▶ [DO THIS]
Check each line of the data below for the word "camera", then extract the ones that have it.
[START OF INPUT MATERIAL]
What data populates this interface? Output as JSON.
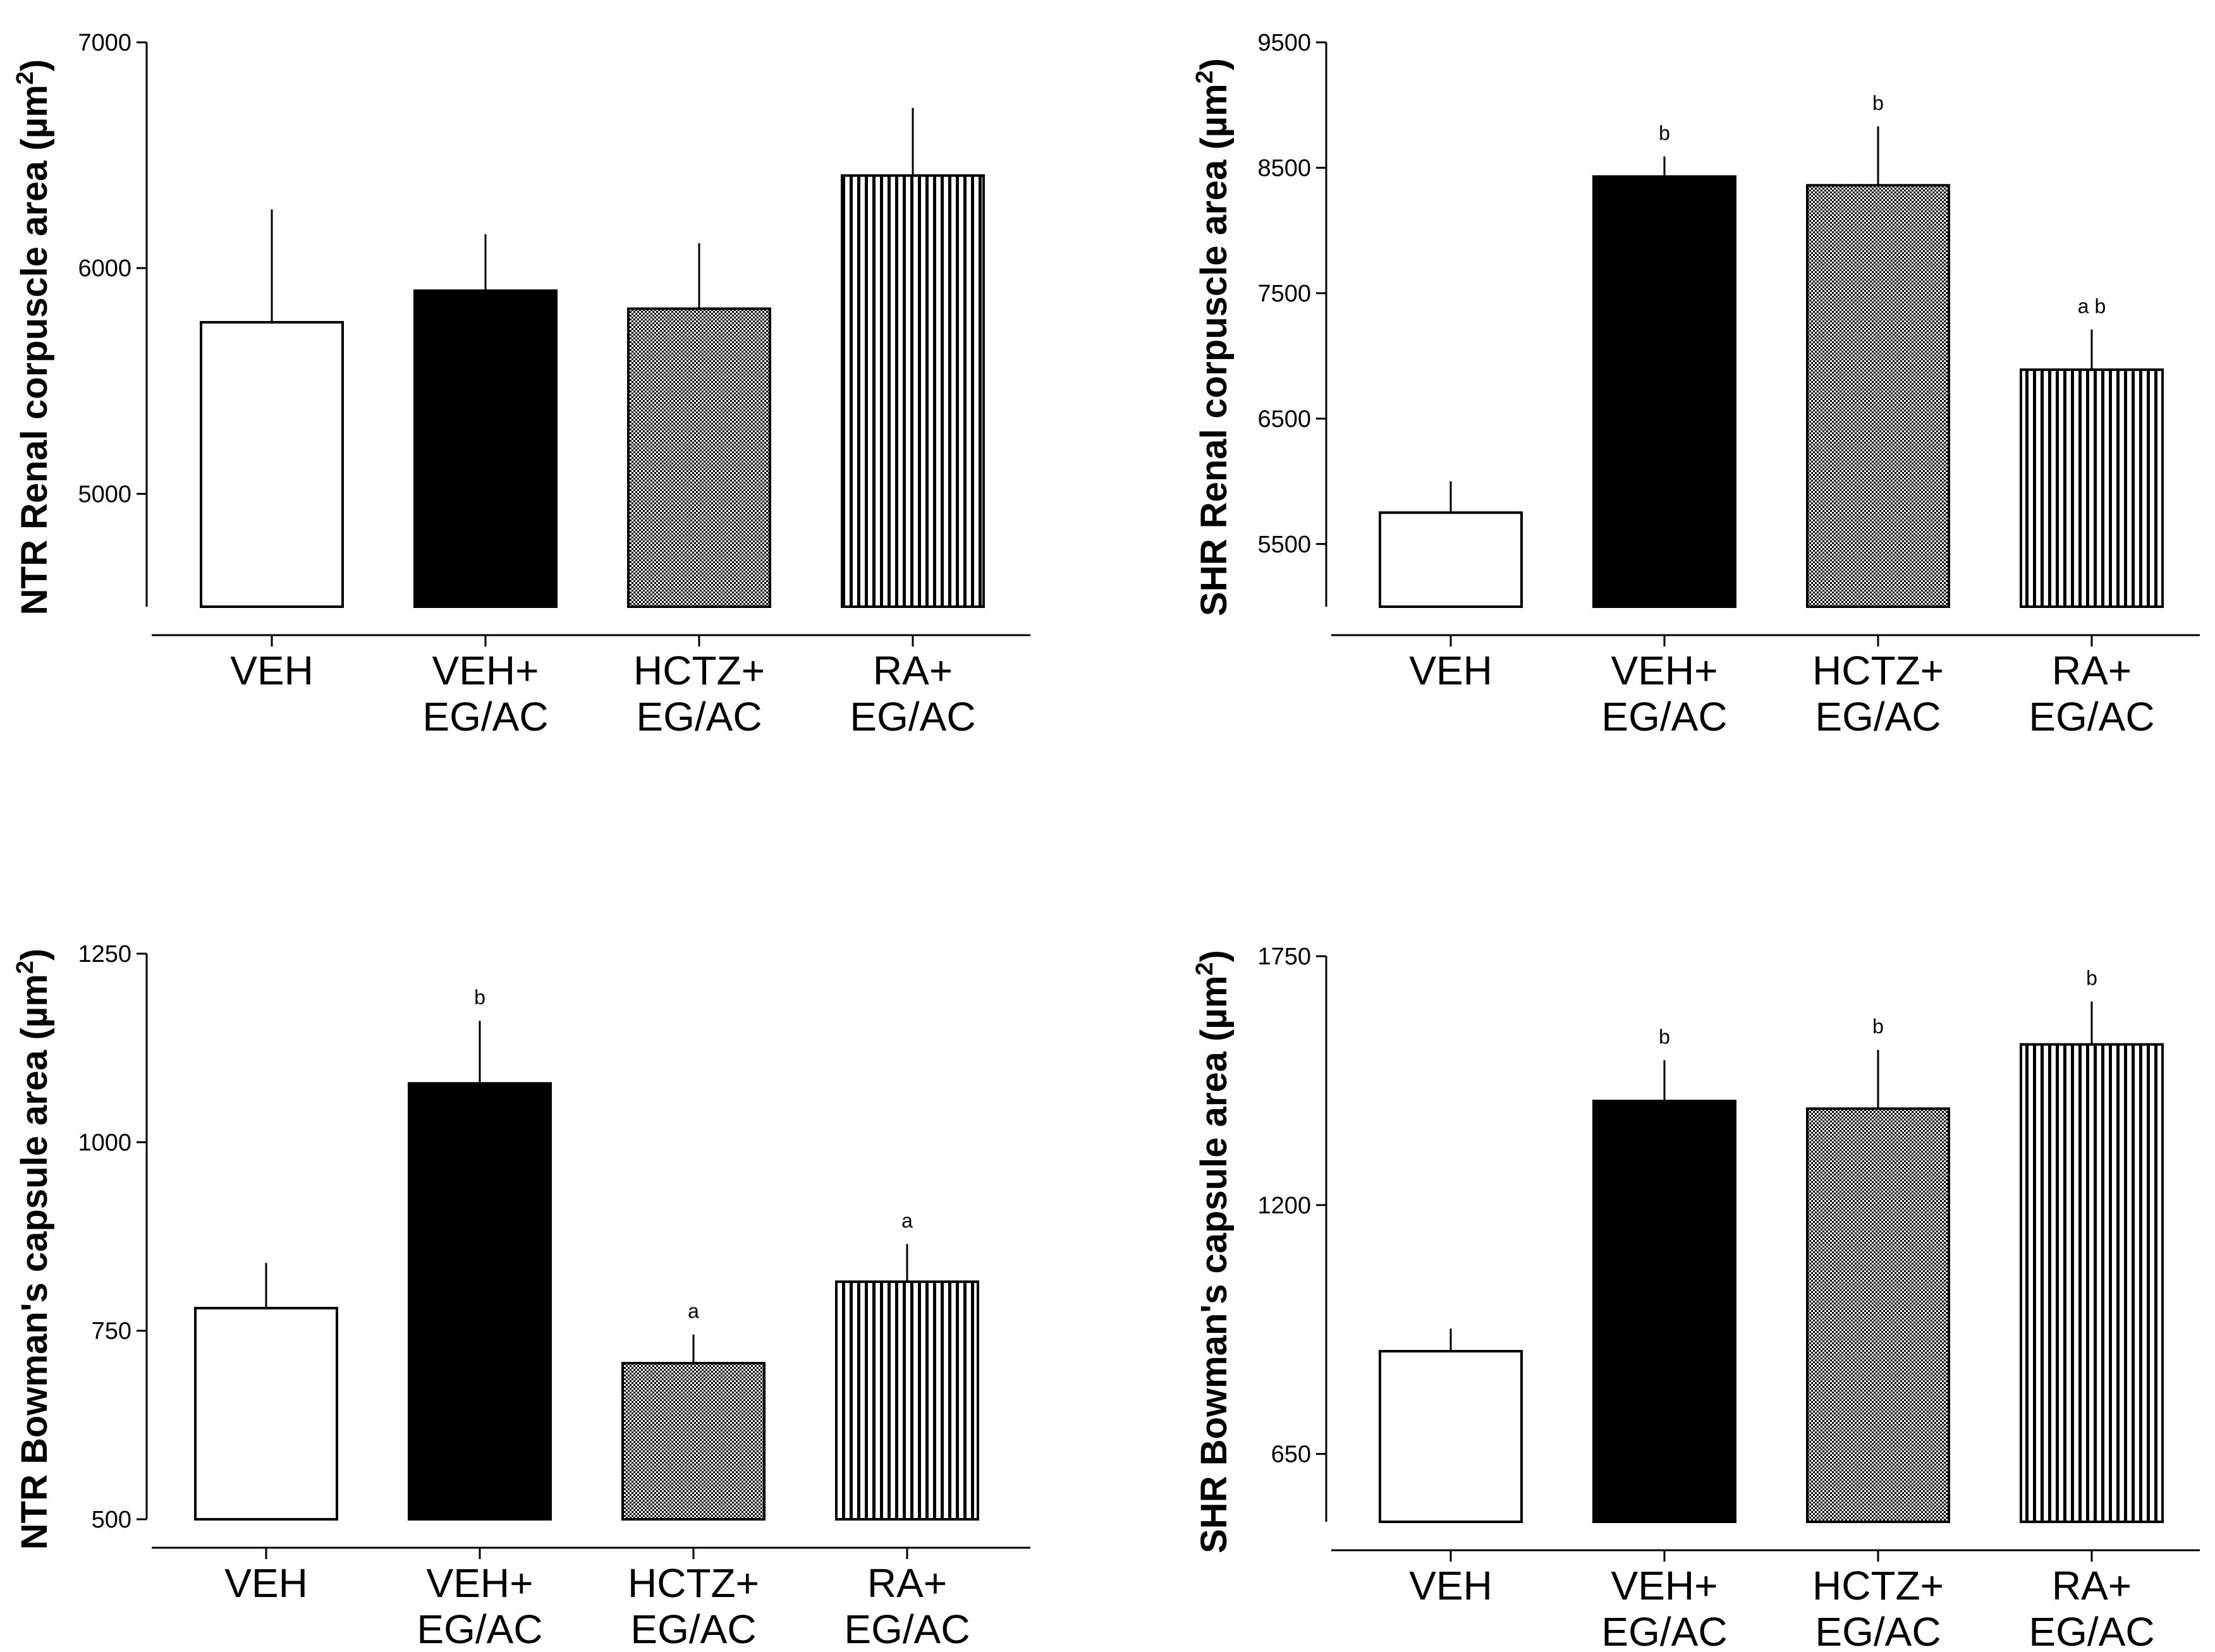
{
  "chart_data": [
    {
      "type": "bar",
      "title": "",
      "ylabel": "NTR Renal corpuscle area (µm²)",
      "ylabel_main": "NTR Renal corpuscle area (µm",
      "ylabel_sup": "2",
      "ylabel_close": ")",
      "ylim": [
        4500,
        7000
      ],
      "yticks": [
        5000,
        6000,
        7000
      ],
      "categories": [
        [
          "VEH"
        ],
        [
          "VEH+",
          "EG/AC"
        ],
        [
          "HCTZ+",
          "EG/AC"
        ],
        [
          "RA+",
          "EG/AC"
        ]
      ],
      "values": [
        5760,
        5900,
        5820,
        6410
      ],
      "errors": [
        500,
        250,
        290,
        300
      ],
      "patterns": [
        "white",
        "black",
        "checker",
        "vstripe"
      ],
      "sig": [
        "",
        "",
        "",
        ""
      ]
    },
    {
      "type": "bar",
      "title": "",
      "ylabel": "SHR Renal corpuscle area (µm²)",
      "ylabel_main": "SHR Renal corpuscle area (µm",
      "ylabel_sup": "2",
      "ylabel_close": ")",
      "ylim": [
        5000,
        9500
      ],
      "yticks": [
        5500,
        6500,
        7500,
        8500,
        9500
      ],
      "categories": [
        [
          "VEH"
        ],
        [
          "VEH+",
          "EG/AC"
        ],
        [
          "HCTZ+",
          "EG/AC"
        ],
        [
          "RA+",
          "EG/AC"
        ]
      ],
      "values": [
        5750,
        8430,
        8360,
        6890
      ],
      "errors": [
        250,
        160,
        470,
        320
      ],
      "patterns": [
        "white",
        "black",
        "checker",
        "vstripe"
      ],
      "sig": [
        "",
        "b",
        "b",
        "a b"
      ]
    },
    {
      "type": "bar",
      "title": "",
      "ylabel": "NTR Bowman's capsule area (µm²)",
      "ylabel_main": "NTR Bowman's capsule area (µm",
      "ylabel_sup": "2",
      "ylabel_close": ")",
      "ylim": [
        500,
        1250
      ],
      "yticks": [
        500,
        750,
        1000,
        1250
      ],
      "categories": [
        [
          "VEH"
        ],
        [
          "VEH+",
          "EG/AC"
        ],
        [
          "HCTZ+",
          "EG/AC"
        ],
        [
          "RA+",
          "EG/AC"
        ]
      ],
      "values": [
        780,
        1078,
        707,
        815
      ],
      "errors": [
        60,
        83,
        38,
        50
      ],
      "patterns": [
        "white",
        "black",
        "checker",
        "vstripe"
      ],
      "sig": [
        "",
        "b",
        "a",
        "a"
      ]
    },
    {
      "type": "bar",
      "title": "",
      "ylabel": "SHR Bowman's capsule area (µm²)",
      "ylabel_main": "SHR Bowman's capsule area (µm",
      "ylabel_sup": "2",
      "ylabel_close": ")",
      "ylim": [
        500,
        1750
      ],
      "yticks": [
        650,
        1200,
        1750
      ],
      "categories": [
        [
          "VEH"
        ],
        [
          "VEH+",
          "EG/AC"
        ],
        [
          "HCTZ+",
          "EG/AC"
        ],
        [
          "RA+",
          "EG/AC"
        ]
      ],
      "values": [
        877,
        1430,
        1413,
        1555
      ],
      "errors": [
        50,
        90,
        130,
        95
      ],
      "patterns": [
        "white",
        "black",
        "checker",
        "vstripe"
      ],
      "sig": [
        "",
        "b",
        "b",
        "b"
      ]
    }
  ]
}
[END OF INPUT MATERIAL]
[START OF INPUT MATERIAL]
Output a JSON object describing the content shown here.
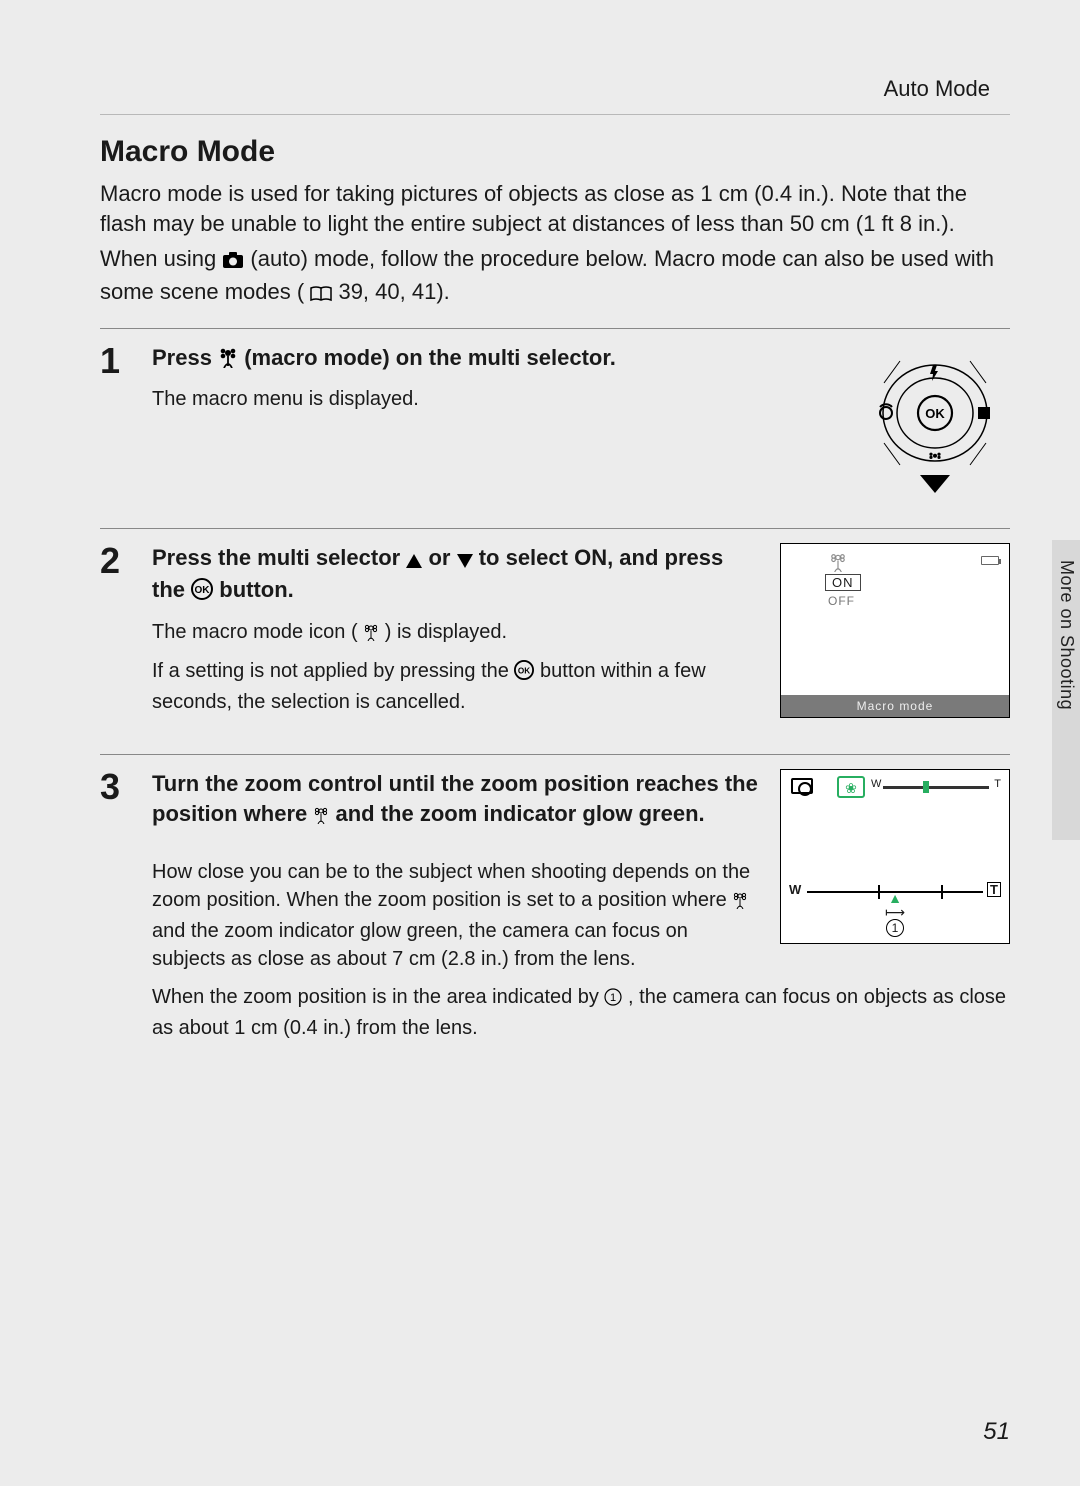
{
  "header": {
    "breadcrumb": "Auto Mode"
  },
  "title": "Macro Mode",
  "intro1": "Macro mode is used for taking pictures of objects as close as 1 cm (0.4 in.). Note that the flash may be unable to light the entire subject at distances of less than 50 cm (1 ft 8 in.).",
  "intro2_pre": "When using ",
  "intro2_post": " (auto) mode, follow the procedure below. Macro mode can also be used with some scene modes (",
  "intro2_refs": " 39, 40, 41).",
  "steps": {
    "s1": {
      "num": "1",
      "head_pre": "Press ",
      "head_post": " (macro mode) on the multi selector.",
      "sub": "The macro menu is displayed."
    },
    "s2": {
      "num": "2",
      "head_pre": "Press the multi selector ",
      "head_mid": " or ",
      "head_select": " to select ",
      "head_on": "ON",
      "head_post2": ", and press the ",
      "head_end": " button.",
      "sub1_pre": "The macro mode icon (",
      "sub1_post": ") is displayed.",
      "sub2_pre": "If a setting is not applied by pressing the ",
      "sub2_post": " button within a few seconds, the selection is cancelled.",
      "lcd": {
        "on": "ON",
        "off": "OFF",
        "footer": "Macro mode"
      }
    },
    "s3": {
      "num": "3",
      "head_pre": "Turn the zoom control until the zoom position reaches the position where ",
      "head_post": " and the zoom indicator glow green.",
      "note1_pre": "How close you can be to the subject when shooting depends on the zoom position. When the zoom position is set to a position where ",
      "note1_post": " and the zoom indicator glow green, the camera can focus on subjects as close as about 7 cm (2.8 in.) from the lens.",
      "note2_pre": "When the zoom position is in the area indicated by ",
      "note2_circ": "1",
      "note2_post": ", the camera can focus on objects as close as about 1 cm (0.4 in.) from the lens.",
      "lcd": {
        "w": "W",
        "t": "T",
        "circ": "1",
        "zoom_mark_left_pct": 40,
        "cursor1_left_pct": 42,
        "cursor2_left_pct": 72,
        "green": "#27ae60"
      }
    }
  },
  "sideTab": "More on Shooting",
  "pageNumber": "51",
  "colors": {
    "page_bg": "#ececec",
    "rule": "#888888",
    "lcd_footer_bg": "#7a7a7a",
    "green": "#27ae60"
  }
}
[END OF INPUT MATERIAL]
[START OF INPUT MATERIAL]
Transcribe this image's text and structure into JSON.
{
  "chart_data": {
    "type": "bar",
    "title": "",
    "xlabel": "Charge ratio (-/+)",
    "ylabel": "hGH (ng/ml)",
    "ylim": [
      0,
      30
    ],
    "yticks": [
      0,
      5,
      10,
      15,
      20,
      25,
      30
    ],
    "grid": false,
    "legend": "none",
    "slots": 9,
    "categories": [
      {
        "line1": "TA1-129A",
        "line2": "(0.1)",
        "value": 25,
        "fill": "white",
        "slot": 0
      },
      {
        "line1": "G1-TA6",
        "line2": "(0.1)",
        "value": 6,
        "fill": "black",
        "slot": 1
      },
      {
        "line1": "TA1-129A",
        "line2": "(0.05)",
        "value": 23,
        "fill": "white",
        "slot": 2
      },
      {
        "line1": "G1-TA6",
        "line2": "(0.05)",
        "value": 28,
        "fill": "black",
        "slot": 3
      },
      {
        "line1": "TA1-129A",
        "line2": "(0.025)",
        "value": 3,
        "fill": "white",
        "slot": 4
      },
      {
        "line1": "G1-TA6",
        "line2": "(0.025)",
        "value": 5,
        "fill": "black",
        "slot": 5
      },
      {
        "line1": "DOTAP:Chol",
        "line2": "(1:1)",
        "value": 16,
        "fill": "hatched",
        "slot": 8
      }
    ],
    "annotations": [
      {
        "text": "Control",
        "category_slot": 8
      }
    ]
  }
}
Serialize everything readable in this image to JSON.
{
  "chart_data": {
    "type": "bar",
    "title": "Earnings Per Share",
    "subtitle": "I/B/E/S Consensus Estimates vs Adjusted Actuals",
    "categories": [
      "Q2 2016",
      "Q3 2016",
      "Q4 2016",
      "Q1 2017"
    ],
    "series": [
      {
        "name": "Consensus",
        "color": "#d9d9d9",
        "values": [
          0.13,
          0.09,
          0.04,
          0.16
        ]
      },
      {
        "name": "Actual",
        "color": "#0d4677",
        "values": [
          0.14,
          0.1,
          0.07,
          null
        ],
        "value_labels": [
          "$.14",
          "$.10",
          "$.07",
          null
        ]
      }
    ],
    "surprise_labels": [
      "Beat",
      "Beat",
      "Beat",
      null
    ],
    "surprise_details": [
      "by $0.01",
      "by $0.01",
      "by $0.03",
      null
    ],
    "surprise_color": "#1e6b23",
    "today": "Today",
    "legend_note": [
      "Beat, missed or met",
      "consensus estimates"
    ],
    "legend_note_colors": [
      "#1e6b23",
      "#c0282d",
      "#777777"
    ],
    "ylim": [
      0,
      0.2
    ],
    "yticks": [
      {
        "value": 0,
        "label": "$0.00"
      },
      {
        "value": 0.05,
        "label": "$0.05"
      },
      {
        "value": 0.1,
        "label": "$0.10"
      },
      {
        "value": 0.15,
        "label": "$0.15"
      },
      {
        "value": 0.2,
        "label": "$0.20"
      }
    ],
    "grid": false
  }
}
[END OF INPUT MATERIAL]
▶ [CORRECT RESULT]
      "note1_post": " and the zoom indicator glow green, the camera can focus on subjects as close as about 7 cm (2.8 in.) from the lens.",
      "note2_post": ", the camera can focus on objects as close as about 1 cm (0.4 in.) from the lens.",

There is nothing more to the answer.